Give a verbatim quotation of every record.

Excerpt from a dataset
-----
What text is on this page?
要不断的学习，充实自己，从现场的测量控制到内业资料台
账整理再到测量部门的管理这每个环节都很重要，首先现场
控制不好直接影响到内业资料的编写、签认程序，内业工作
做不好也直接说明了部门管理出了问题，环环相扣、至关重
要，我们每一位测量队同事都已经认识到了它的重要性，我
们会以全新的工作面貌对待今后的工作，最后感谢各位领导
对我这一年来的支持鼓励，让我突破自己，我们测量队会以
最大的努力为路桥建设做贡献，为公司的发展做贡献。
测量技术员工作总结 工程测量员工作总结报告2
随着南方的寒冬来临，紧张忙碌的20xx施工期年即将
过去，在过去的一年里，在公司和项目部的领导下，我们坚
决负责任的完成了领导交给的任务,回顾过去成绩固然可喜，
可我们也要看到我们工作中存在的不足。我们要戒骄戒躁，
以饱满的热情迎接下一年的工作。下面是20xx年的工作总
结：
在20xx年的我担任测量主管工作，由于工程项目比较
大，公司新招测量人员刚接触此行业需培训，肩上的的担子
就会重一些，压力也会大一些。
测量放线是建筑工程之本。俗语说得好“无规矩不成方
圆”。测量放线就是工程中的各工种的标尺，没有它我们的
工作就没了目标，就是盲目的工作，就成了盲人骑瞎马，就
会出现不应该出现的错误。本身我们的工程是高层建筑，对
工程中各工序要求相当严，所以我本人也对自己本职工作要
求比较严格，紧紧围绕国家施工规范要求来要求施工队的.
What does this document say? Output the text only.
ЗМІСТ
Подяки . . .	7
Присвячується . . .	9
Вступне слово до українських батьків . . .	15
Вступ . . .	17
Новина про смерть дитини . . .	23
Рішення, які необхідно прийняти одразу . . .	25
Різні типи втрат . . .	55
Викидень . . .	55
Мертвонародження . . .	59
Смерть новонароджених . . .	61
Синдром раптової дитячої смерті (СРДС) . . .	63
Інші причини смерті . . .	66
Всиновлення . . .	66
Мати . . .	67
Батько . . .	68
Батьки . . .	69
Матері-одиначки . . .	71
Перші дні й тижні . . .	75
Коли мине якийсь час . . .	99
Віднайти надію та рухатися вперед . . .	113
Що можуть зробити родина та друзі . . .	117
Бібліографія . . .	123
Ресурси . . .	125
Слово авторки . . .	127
-----
EXERCISE ANSWER:
What text is on this page?
要不断的学习，充实自己，从现场的测量控制到内业资料台
账整理再到测量部门的管理这每个环节都很重要，首先现场
控制不好直接影响到内业资料的编写、签认程序，内业工作
做不好也直接说明了部门管理出了问题，环环相扣、至关重
要，我们每一位测量队同事都已经认识到了它的重要性，我
们会以全新的工作面貌对待今后的工作，最后感谢各位领导
对我这一年来的支持鼓励，让我突破自己，我们测量队会以
最大的努力为路桥建设做贡献，为公司的发展做贡献。
测量技术员工作总结 工程测量员工作总结报告2
随着南方的寒冬来临，紧张忙碌的20xx施工期年即将
过去，在过去的一年里，在公司和项目部的领导下，我们坚
决负责任的完成了领导交给的任务,回顾过去成绩固然可喜，
可我们也要看到我们工作中存在的不足。我们要戒骄戒躁，
以饱满的热情迎接下一年的工作。下面是20xx年的工作总
结：
在20xx年的我担任测量主管工作，由于工程项目比较
大，公司新招测量人员刚接触此行业需培训，肩上的的担子
就会重一些，压力也会大一些。
测量放线是建筑工程之本。俗语说得好“无规矩不成方
圆”。测量放线就是工程中的各工种的标尺，没有它我们的
工作就没了目标，就是盲目的工作，就成了盲人骑瞎马，就
会出现不应该出现的错误。本身我们的工程是高层建筑，对
工程中各工序要求相当严，所以我本人也对自己本职工作要
求比较严格，紧紧围绕国家施工规范要求来要求施工队的.
What does this document say? Output the text only.
ЗМІСТ
Подяки . . .	7
Присвячується . . .	9
Вступне слово до українських батьків . . .	15
Вступ . . .	17
Новина про смерть дитини . . .	23
Рішення, які необхідно прийняти одразу . . .	25
Різні типи втрат . . .	55
Викидень . . .	55
Мертвонародження . . .	59
Смерть новонароджених . . .	61
Синдром раптової дитячої смерті (СРДС) . . .	63
Інші причини смерті . . .	66
Всиновлення . . .	66
Мати . . .	67
Батько . . .	68
Батьки . . .	69
Матері-одиначки . . .	71
Перші дні й тижні . . .	75
Коли мине якийсь час . . .	99
Віднайти надію та рухатися вперед . . .	113
Що можуть зробити родина та друзі . . .	117
Бібліографія . . .	123
Ресурси . . .	125
Слово авторки . . .	127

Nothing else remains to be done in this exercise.